◆ **WRITTEN TASK**
List every line in this data where the string "Signal" occurs.

◆ **GIVEN DATA**
++++++
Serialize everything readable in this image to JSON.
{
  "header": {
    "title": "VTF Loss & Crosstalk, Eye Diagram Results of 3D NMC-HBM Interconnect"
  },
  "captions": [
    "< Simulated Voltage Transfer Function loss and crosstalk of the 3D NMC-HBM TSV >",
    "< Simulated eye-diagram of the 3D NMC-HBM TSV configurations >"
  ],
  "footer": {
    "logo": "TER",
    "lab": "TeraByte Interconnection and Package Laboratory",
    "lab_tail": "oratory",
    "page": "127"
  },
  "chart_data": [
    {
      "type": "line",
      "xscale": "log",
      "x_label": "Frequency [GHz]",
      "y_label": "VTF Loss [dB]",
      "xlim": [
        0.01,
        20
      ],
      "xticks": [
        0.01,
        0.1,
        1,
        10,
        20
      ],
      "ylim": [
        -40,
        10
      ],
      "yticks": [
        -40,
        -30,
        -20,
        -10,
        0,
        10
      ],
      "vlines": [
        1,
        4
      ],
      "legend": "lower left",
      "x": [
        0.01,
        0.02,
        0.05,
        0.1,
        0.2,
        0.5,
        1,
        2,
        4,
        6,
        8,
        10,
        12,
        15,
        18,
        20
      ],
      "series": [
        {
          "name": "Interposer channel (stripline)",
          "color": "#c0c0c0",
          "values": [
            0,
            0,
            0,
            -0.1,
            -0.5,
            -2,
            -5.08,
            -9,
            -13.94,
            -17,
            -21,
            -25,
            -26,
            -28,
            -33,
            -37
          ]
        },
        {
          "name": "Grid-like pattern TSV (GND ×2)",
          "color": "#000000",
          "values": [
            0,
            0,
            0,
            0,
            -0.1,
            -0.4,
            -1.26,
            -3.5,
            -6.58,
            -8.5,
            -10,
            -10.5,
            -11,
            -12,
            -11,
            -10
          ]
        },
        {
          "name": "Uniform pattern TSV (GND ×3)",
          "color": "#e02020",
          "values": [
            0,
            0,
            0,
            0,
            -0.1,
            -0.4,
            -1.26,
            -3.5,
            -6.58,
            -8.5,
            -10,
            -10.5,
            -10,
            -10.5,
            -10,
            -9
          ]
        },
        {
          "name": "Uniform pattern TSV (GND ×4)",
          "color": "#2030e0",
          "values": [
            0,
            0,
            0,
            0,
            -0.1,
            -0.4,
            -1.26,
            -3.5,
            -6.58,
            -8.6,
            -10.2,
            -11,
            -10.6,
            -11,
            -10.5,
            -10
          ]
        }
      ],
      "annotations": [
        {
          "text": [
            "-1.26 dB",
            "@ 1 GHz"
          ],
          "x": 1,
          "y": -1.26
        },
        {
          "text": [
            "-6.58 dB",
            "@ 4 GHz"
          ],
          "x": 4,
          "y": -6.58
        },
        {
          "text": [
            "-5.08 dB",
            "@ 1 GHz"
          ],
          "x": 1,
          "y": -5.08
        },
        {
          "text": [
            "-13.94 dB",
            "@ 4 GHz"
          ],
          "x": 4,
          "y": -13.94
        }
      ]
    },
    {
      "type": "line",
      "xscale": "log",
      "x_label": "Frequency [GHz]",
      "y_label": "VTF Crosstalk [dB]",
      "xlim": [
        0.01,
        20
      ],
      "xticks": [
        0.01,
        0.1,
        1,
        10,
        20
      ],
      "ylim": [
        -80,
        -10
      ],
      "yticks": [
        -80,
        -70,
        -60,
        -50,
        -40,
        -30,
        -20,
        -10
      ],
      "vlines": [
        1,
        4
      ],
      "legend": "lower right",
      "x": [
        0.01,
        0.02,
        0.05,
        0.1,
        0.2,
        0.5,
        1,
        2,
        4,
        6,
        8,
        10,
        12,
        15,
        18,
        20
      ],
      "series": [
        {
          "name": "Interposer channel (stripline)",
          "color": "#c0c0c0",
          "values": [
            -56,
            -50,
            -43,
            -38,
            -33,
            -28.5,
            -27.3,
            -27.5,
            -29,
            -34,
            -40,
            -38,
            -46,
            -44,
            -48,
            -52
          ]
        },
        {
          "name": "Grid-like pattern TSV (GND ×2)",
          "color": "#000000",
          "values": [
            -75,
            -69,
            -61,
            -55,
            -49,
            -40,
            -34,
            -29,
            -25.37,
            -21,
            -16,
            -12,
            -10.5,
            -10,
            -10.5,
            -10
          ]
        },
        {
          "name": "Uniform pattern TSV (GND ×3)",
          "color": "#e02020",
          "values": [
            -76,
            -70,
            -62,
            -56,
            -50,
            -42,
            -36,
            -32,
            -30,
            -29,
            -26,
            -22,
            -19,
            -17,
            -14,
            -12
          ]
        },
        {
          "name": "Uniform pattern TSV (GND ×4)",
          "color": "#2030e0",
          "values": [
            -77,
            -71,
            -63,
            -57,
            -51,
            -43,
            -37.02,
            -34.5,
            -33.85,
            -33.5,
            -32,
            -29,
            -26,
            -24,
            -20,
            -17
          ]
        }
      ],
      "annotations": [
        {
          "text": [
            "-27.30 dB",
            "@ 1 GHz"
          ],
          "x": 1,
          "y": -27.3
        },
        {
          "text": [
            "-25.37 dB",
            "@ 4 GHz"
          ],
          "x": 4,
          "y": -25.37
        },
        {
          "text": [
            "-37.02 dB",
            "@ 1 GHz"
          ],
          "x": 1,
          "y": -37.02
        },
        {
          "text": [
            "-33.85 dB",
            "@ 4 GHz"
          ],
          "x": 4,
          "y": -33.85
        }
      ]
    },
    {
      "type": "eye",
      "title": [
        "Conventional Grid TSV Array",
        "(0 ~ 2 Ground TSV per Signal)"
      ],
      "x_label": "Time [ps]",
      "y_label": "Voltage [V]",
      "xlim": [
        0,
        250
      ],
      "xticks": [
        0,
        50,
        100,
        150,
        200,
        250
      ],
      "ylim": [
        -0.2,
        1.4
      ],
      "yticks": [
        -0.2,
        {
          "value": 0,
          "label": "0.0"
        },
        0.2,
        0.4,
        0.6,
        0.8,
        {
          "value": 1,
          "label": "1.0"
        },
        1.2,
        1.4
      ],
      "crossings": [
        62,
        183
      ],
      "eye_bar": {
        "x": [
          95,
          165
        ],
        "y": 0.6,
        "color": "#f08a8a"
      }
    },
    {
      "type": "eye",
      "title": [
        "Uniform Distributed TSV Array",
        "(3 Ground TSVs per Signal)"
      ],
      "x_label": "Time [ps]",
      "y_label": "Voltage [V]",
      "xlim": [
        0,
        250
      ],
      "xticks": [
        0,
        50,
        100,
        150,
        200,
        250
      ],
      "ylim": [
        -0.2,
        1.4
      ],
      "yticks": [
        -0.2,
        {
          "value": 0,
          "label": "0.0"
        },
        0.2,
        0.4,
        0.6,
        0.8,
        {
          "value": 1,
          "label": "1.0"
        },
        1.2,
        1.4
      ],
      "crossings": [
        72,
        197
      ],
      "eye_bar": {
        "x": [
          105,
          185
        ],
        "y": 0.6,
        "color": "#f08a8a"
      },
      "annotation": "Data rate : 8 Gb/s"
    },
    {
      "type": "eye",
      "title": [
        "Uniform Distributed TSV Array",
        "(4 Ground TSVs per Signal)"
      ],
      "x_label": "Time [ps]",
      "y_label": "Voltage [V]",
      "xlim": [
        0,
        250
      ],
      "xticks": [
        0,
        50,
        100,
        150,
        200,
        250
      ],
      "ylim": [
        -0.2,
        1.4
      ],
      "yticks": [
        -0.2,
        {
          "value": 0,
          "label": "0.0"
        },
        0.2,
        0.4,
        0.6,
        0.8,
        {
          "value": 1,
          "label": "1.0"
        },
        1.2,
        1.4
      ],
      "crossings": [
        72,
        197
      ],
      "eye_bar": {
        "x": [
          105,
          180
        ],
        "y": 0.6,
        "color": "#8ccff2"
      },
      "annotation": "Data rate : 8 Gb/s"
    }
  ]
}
++++++
◆ **RESULT OF THE EXERCISE**
        "(0 ~ 2 Ground TSV per Signal)"
        "(3 Ground TSVs per Signal)"
        "(4 Ground TSVs per Signal)"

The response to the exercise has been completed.